What needs to be done: Go through the lines below. Copy those with "soup".

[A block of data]
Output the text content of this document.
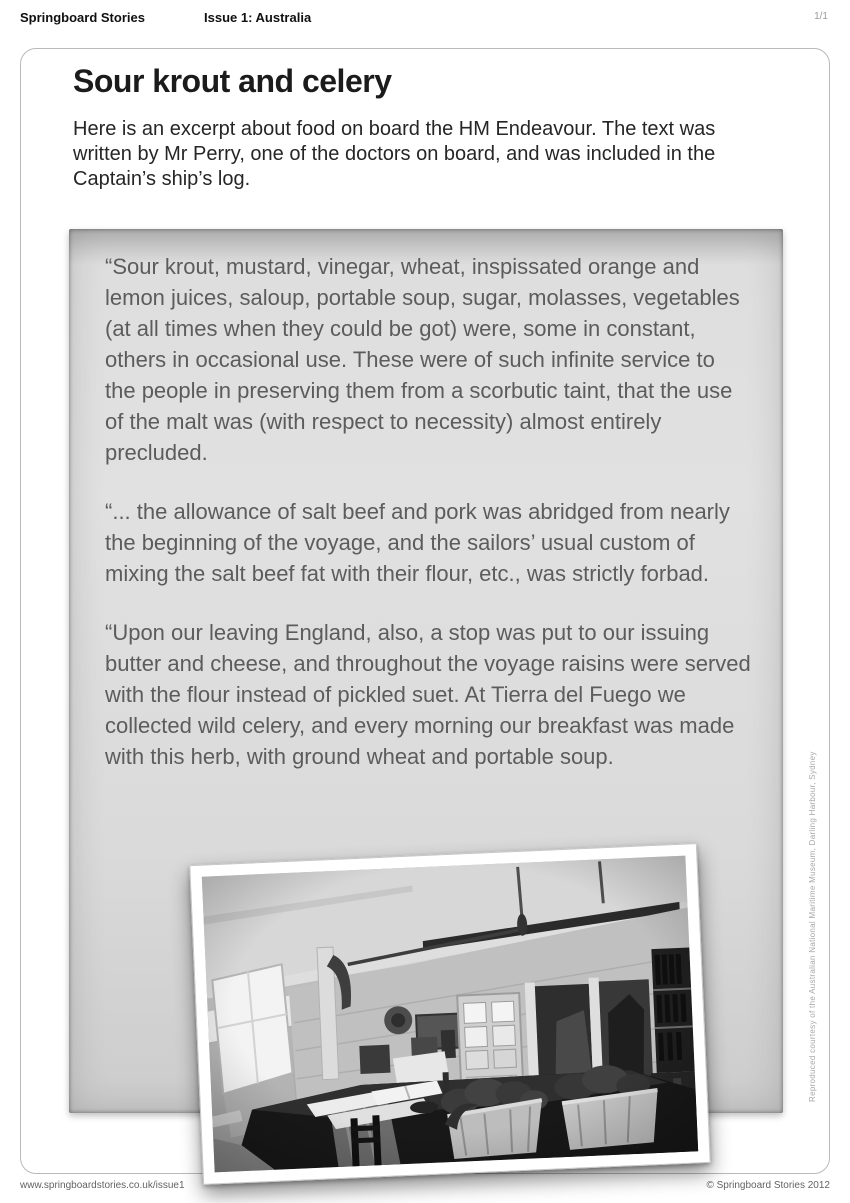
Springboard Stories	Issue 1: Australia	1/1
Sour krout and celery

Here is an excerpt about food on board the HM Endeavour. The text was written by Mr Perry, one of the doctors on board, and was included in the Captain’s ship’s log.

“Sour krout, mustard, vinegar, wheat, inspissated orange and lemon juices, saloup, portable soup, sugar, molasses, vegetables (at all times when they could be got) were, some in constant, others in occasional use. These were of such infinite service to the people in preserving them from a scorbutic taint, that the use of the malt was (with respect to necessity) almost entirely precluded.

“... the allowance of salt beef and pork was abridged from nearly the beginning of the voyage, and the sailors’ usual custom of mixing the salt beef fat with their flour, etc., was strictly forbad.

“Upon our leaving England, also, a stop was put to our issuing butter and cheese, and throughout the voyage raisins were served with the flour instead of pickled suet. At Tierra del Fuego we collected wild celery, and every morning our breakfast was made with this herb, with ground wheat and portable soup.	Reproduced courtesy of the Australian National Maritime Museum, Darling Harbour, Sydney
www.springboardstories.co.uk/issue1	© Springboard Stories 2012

...

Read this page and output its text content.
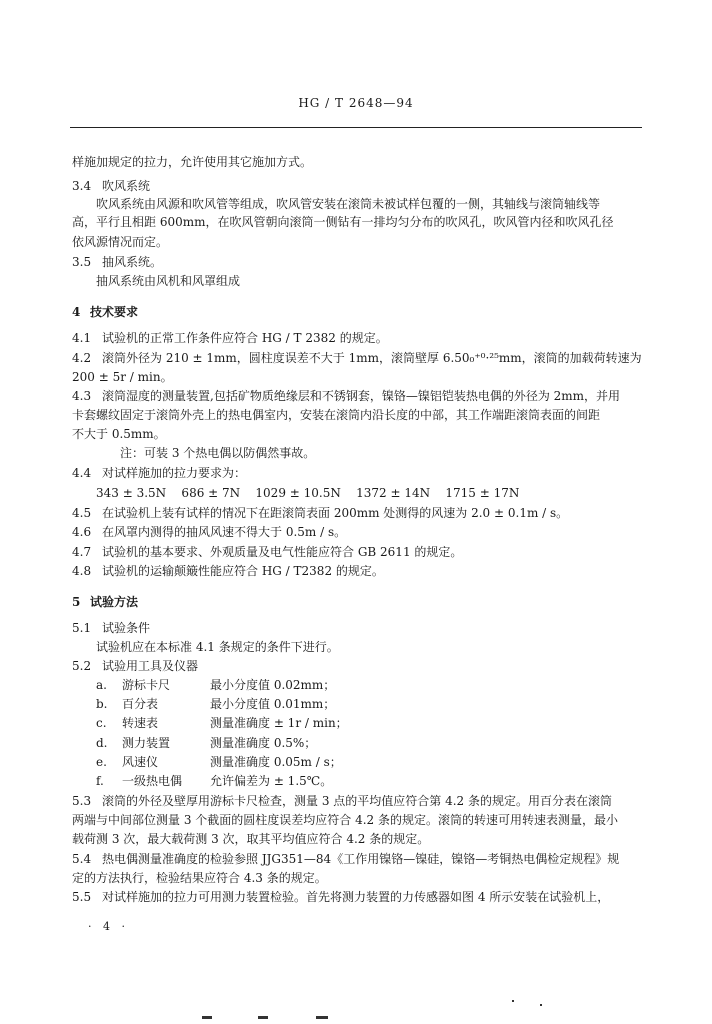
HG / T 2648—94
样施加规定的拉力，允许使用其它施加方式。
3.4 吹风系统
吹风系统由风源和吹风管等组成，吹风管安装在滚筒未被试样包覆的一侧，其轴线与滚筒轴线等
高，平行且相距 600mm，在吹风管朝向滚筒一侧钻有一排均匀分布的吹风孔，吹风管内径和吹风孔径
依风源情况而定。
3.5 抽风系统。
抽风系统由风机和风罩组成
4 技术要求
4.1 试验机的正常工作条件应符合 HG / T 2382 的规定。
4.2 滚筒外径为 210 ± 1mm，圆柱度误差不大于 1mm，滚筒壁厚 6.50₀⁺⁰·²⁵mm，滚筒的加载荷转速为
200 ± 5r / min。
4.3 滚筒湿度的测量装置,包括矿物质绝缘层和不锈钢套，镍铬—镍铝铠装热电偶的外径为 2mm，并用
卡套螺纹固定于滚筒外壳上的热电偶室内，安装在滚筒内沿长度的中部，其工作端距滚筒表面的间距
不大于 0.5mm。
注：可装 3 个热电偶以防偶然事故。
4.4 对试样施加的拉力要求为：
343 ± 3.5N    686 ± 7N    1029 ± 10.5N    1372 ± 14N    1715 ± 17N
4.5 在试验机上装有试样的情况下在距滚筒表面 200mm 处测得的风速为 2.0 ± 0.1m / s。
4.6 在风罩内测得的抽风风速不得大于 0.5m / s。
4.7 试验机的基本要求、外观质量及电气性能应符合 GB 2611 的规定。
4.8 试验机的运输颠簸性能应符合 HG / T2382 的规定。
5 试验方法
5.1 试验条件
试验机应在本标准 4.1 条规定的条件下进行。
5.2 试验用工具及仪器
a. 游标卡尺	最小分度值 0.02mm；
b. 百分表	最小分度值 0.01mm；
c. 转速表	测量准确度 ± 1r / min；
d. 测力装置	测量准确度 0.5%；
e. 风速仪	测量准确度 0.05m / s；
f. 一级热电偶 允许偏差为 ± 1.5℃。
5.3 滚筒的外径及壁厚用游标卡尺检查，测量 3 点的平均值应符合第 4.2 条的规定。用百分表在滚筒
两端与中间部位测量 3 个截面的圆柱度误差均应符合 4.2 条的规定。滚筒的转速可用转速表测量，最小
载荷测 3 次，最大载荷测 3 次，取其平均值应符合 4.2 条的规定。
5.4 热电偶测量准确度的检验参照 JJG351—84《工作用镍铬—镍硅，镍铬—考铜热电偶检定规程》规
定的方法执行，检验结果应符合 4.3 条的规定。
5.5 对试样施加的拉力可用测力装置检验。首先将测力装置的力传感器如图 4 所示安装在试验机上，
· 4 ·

Solution to this task:
“Sour krout, mustard, vinegar, wheat, inspissated orange and lemon juices, saloup, portable soup, sugar, molasses, vegetables (at all times when they could be got) were, some in constant, others in occasional use. These were of such infinite service to the people in preserving them from a scorbutic taint, that the use of the malt was (with respect to necessity) almost entirely precluded.
“Upon our leaving England, also, a stop was put to our issuing butter and cheese, and throughout the voyage raisins were served with the flour instead of pickled suet. At Tierra del Fuego we collected wild celery, and every morning our breakfast was made with this herb, with ground wheat and portable soup.	Reproduced courtesy of the Australian National Maritime Museum, Darling Harbour, Sydney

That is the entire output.